(A block of data)
begin

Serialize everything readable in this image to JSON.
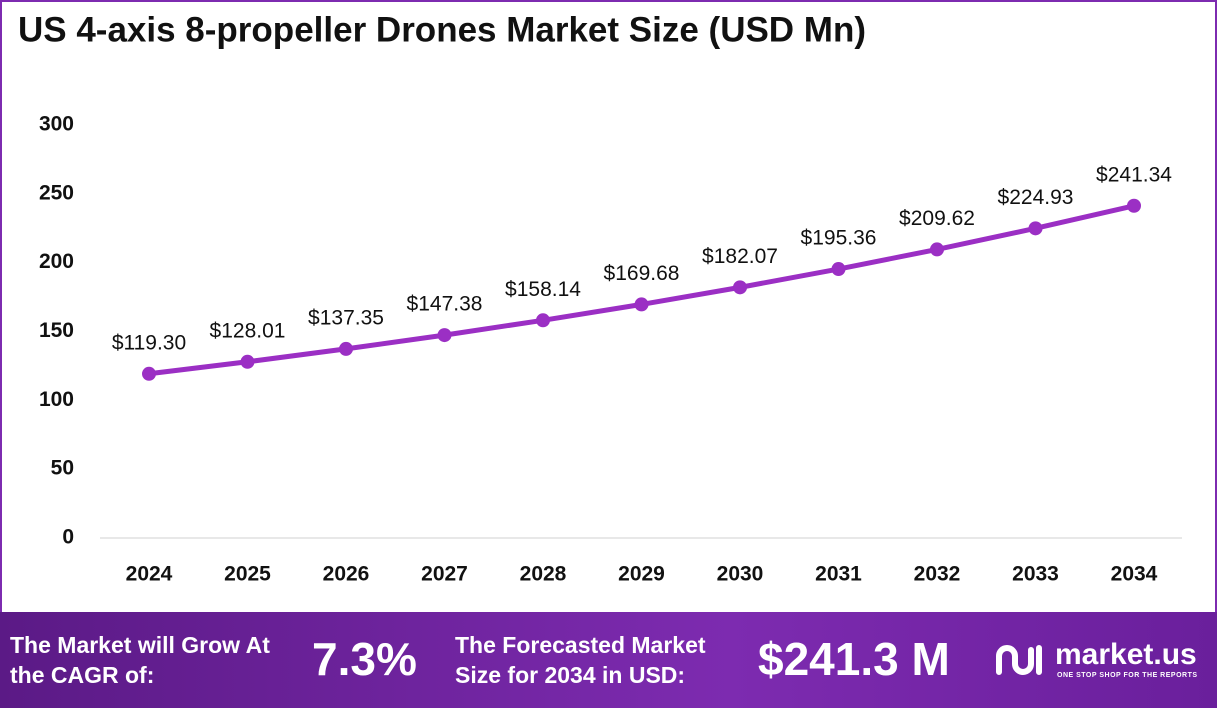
{
  "chart_data": {
    "type": "line",
    "title": "US 4-axis 8-propeller Drones Market Size (USD Mn)",
    "categories": [
      "2024",
      "2025",
      "2026",
      "2027",
      "2028",
      "2029",
      "2030",
      "2031",
      "2032",
      "2033",
      "2034"
    ],
    "values": [
      119.3,
      128.01,
      137.35,
      147.38,
      158.14,
      169.68,
      182.07,
      195.36,
      209.62,
      224.93,
      241.34
    ],
    "value_labels": [
      "$119.30",
      "$128.01",
      "$137.35",
      "$147.38",
      "$158.14",
      "$169.68",
      "$182.07",
      "$195.36",
      "$209.62",
      "$224.93",
      "$241.34"
    ],
    "color": "#9b2fc4",
    "ylim": [
      0,
      300
    ],
    "yticks": [
      0,
      50,
      100,
      150,
      200,
      250,
      300
    ],
    "grid": false
  },
  "footer": {
    "cagr_text": "The Market will Grow At the CAGR of:",
    "cagr": "7.3%",
    "forecast_text": "The Forecasted Market Size for 2034 in USD:",
    "forecast": "$241.3 M",
    "brand": "market.us",
    "tagline": "ONE STOP SHOP FOR THE REPORTS"
  }
}
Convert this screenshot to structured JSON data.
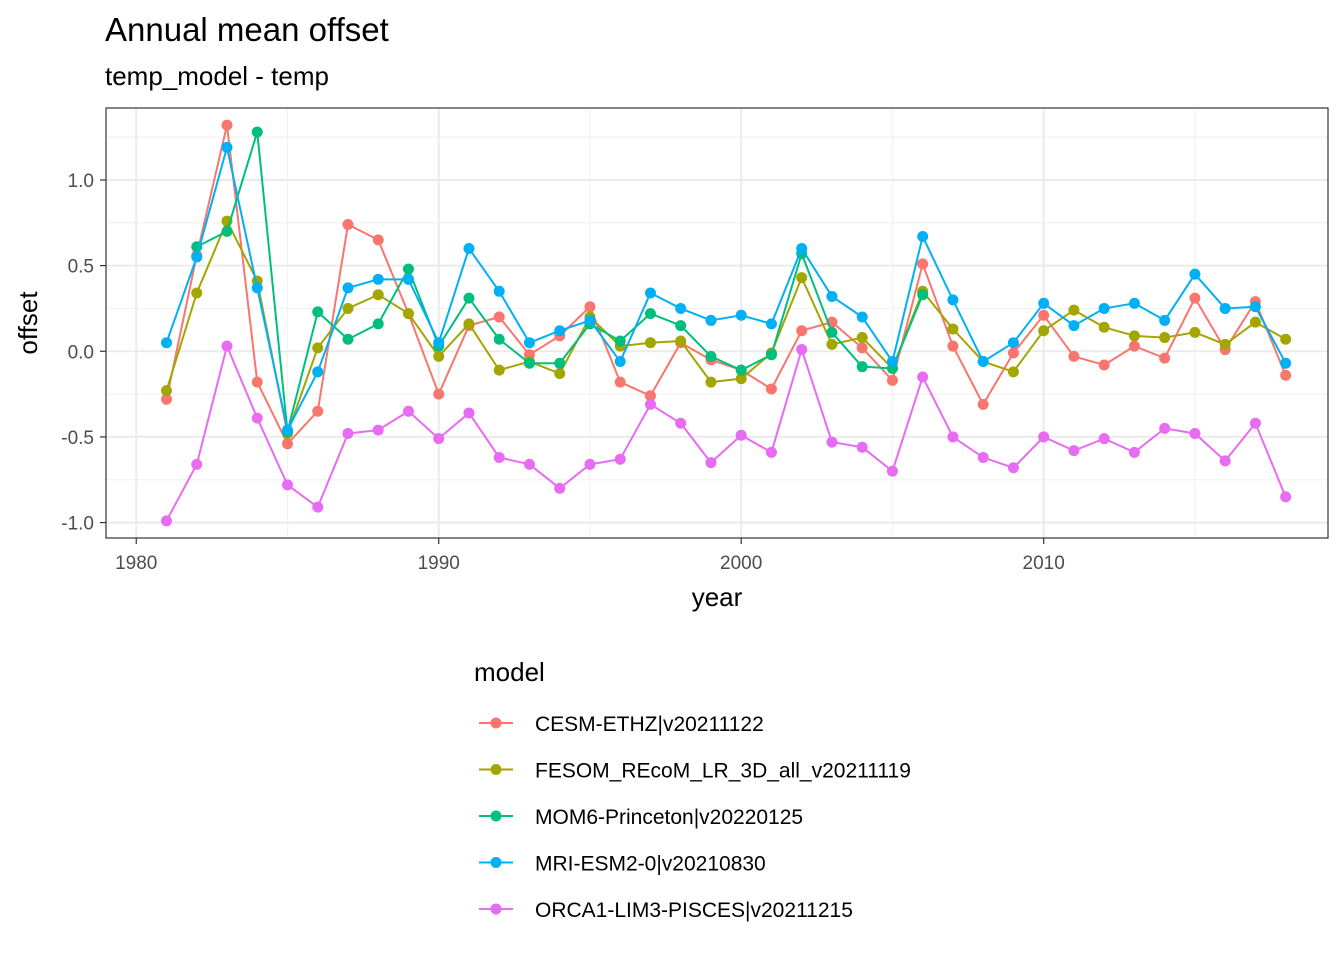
{
  "chart_data": {
    "type": "line",
    "title": "Annual mean offset",
    "subtitle": "temp_model - temp",
    "xlabel": "year",
    "ylabel": "offset",
    "xlim": [
      1980,
      2018
    ],
    "ylim": [
      -1.0,
      1.25
    ],
    "x_ticks": [
      1980,
      1990,
      2000,
      2010
    ],
    "x_tick_labels": [
      "1980",
      "1990",
      "2000",
      "2010"
    ],
    "y_ticks": [
      1.0,
      0.5,
      0.0,
      -0.5,
      -1.0
    ],
    "y_tick_labels": [
      "1.0",
      "0.5",
      "0.0",
      "-0.5",
      "-1.0"
    ],
    "grid": true,
    "legend_title": "model",
    "legend_position": "bottom",
    "x": [
      1981,
      1982,
      1983,
      1984,
      1985,
      1986,
      1987,
      1988,
      1989,
      1990,
      1991,
      1992,
      1993,
      1994,
      1995,
      1996,
      1997,
      1998,
      1999,
      2000,
      2001,
      2002,
      2003,
      2004,
      2005,
      2006,
      2007,
      2008,
      2009,
      2010,
      2011,
      2012,
      2013,
      2014,
      2015,
      2016,
      2017,
      2018
    ],
    "series": [
      {
        "name": "CESM-ETHZ|v20211122",
        "color": "#F8766D",
        "values": [
          -0.28,
          0.56,
          1.32,
          -0.18,
          -0.54,
          -0.35,
          0.74,
          0.65,
          0.22,
          -0.25,
          0.15,
          0.2,
          -0.02,
          0.09,
          0.26,
          -0.18,
          -0.26,
          0.05,
          -0.05,
          -0.11,
          -0.22,
          0.12,
          0.17,
          0.02,
          -0.17,
          0.51,
          0.03,
          -0.31,
          -0.01,
          0.21,
          -0.03,
          -0.08,
          0.03,
          -0.04,
          0.31,
          0.01,
          0.29,
          -0.14
        ]
      },
      {
        "name": "FESOM_REcoM_LR_3D_all_v20211119",
        "color": "#A3A500",
        "values": [
          -0.23,
          0.34,
          0.76,
          0.41,
          -0.48,
          0.02,
          0.25,
          0.33,
          0.22,
          -0.03,
          0.16,
          -0.11,
          -0.06,
          -0.13,
          0.2,
          0.03,
          0.05,
          0.06,
          -0.18,
          -0.16,
          -0.01,
          0.43,
          0.04,
          0.08,
          -0.1,
          0.35,
          0.13,
          -0.06,
          -0.12,
          0.12,
          0.24,
          0.14,
          0.09,
          0.08,
          0.11,
          0.04,
          0.17,
          0.07
        ]
      },
      {
        "name": "MOM6-Princeton|v20220125",
        "color": "#00BF7D",
        "values": [
          null,
          0.61,
          0.7,
          1.28,
          -0.47,
          0.23,
          0.07,
          0.16,
          0.48,
          0.03,
          0.31,
          0.07,
          -0.07,
          -0.07,
          0.16,
          0.06,
          0.22,
          0.15,
          -0.03,
          -0.11,
          -0.02,
          0.57,
          0.11,
          -0.09,
          -0.1,
          0.33,
          null,
          null,
          null,
          null,
          null,
          null,
          null,
          null,
          null,
          null,
          null,
          null
        ]
      },
      {
        "name": "MRI-ESM2-0|v20210830",
        "color": "#00B0F6",
        "values": [
          0.05,
          0.55,
          1.19,
          0.37,
          -0.46,
          -0.12,
          0.37,
          0.42,
          0.42,
          0.05,
          0.6,
          0.35,
          0.05,
          0.12,
          0.18,
          -0.06,
          0.34,
          0.25,
          0.18,
          0.21,
          0.16,
          0.6,
          0.32,
          0.2,
          -0.06,
          0.67,
          0.3,
          -0.06,
          0.05,
          0.28,
          0.15,
          0.25,
          0.28,
          0.18,
          0.45,
          0.25,
          0.26,
          -0.07
        ]
      },
      {
        "name": "ORCA1-LIM3-PISCES|v20211215",
        "color": "#E76BF3",
        "values": [
          -0.99,
          -0.66,
          0.03,
          -0.39,
          -0.78,
          -0.91,
          -0.48,
          -0.46,
          -0.35,
          -0.51,
          -0.36,
          -0.62,
          -0.66,
          -0.8,
          -0.66,
          -0.63,
          -0.31,
          -0.42,
          -0.65,
          -0.49,
          -0.59,
          0.01,
          -0.53,
          -0.56,
          -0.7,
          -0.15,
          -0.5,
          -0.62,
          -0.68,
          -0.5,
          -0.58,
          -0.51,
          -0.59,
          -0.45,
          -0.48,
          -0.64,
          -0.42,
          -0.85
        ]
      }
    ]
  }
}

end

**THE TASK**. Select every line of the records holding the string "JSON".

**EXERCISE RESULT**.
Serialize everything readable in this image to JSON.
Convert this screenshot to structured JSON data.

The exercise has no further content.